Problem details:
Find the lines below that contain the word "CROFT" and count them. Only the number should be given.

Data for this task:
☆ ☆ ☆ ☆ ☆

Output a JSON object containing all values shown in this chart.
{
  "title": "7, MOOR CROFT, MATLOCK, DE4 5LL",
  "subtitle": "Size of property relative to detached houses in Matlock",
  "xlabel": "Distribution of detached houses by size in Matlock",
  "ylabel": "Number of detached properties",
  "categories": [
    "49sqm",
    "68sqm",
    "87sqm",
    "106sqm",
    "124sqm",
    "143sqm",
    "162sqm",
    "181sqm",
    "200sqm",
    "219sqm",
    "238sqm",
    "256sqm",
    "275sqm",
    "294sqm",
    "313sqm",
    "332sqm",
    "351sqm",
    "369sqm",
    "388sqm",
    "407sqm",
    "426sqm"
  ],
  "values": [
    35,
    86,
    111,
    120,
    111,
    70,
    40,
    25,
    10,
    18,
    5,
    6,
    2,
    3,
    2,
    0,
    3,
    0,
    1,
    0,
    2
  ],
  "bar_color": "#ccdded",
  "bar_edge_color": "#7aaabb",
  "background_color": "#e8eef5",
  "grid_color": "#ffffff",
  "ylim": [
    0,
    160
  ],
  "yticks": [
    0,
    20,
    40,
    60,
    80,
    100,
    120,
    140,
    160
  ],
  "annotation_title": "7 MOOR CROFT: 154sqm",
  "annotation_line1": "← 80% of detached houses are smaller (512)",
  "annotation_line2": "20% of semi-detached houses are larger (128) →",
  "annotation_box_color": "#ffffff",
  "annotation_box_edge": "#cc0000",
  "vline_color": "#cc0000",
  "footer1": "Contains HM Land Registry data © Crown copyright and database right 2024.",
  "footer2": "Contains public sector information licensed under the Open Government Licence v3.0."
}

☆ ☆ ☆ ☆ ☆

Solution to the exercise:
2